___ Available records ___

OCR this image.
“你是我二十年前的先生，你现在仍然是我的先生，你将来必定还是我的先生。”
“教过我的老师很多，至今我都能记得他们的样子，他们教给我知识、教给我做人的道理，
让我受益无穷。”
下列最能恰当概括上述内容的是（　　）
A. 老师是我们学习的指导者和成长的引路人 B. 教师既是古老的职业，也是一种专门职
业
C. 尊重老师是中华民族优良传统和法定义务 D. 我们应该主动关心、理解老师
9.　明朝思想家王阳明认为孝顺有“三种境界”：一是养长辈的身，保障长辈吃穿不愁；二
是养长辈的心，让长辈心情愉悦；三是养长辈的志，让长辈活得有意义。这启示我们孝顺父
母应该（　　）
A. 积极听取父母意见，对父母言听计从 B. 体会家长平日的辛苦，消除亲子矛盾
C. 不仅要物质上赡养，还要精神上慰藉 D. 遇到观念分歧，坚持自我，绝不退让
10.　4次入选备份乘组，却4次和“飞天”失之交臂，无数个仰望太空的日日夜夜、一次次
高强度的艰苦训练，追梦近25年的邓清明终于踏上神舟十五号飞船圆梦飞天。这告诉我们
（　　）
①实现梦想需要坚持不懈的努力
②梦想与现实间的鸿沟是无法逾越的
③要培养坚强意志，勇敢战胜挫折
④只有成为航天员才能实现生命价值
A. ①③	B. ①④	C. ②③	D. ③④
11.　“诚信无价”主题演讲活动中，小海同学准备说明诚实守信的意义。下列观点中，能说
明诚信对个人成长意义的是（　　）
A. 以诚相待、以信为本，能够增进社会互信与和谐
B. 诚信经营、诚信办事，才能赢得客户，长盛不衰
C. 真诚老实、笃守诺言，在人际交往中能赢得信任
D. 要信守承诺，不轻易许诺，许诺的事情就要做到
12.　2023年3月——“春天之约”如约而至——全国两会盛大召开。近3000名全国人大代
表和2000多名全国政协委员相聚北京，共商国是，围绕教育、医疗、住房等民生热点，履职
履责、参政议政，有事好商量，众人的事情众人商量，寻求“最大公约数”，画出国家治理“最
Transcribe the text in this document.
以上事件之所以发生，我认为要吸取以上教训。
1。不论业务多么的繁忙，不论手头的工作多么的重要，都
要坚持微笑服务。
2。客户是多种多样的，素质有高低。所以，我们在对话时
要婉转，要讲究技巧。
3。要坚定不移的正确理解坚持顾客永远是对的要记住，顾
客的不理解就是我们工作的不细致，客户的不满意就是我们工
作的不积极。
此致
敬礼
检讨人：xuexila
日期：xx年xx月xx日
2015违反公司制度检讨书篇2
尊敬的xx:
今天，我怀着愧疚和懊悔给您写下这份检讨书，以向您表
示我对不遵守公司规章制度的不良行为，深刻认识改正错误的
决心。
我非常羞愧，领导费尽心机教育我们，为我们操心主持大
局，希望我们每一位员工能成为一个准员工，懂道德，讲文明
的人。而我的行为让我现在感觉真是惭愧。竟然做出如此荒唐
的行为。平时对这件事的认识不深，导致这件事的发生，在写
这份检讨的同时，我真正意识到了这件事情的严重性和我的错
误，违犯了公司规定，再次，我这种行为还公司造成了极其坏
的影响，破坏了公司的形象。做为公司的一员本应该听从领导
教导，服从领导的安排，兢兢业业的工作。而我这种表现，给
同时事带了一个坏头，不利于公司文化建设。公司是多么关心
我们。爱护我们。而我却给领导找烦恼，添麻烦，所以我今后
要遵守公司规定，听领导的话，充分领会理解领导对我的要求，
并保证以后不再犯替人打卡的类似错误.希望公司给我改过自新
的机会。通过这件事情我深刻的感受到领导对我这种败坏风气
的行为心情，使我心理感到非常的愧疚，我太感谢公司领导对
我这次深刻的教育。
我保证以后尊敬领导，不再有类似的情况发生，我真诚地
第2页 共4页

___

Your goal — Reproduce the listing above word for word.

Solution —
OCR this image.
“你是我二十年前的先生，你现在仍然是我的先生，你将来必定还是我的先生。”
“教过我的老师很多，至今我都能记得他们的样子，他们教给我知识、教给我做人的道理，
让我受益无穷。”
下列最能恰当概括上述内容的是（　　）
A. 老师是我们学习的指导者和成长的引路人 B. 教师既是古老的职业，也是一种专门职
业
C. 尊重老师是中华民族优良传统和法定义务 D. 我们应该主动关心、理解老师
9.　明朝思想家王阳明认为孝顺有“三种境界”：一是养长辈的身，保障长辈吃穿不愁；二
是养长辈的心，让长辈心情愉悦；三是养长辈的志，让长辈活得有意义。这启示我们孝顺父
母应该（　　）
A. 积极听取父母意见，对父母言听计从 B. 体会家长平日的辛苦，消除亲子矛盾
C. 不仅要物质上赡养，还要精神上慰藉 D. 遇到观念分歧，坚持自我，绝不退让
10.　4次入选备份乘组，却4次和“飞天”失之交臂，无数个仰望太空的日日夜夜、一次次
高强度的艰苦训练，追梦近25年的邓清明终于踏上神舟十五号飞船圆梦飞天。这告诉我们
（　　）
①实现梦想需要坚持不懈的努力
②梦想与现实间的鸿沟是无法逾越的
③要培养坚强意志，勇敢战胜挫折
④只有成为航天员才能实现生命价值
A. ①③	B. ①④	C. ②③	D. ③④
11.　“诚信无价”主题演讲活动中，小海同学准备说明诚实守信的意义。下列观点中，能说
明诚信对个人成长意义的是（　　）
A. 以诚相待、以信为本，能够增进社会互信与和谐
B. 诚信经营、诚信办事，才能赢得客户，长盛不衰
C. 真诚老实、笃守诺言，在人际交往中能赢得信任
D. 要信守承诺，不轻易许诺，许诺的事情就要做到
12.　2023年3月——“春天之约”如约而至——全国两会盛大召开。近3000名全国人大代
表和2000多名全国政协委员相聚北京，共商国是，围绕教育、医疗、住房等民生热点，履职
履责、参政议政，有事好商量，众人的事情众人商量，寻求“最大公约数”，画出国家治理“最
Transcribe the text in this document.
以上事件之所以发生，我认为要吸取以上教训。
1。不论业务多么的繁忙，不论手头的工作多么的重要，都
要坚持微笑服务。
2。客户是多种多样的，素质有高低。所以，我们在对话时
要婉转，要讲究技巧。
3。要坚定不移的正确理解坚持顾客永远是对的要记住，顾
客的不理解就是我们工作的不细致，客户的不满意就是我们工
作的不积极。
此致
敬礼
检讨人：xuexila
日期：xx年xx月xx日
2015违反公司制度检讨书篇2
尊敬的xx:
今天，我怀着愧疚和懊悔给您写下这份检讨书，以向您表
示我对不遵守公司规章制度的不良行为，深刻认识改正错误的
决心。
我非常羞愧，领导费尽心机教育我们，为我们操心主持大
局，希望我们每一位员工能成为一个准员工，懂道德，讲文明
的人。而我的行为让我现在感觉真是惭愧。竟然做出如此荒唐
的行为。平时对这件事的认识不深，导致这件事的发生，在写
这份检讨的同时，我真正意识到了这件事情的严重性和我的错
误，违犯了公司规定，再次，我这种行为还公司造成了极其坏
的影响，破坏了公司的形象。做为公司的一员本应该听从领导
教导，服从领导的安排，兢兢业业的工作。而我这种表现，给
同时事带了一个坏头，不利于公司文化建设。公司是多么关心
我们。爱护我们。而我却给领导找烦恼，添麻烦，所以我今后
要遵守公司规定，听领导的话，充分领会理解领导对我的要求，
并保证以后不再犯替人打卡的类似错误.希望公司给我改过自新
的机会。通过这件事情我深刻的感受到领导对我这种败坏风气
的行为心情，使我心理感到非常的愧疚，我太感谢公司领导对
我这次深刻的教育。
我保证以后尊敬领导，不再有类似的情况发生，我真诚地
第2页 共4页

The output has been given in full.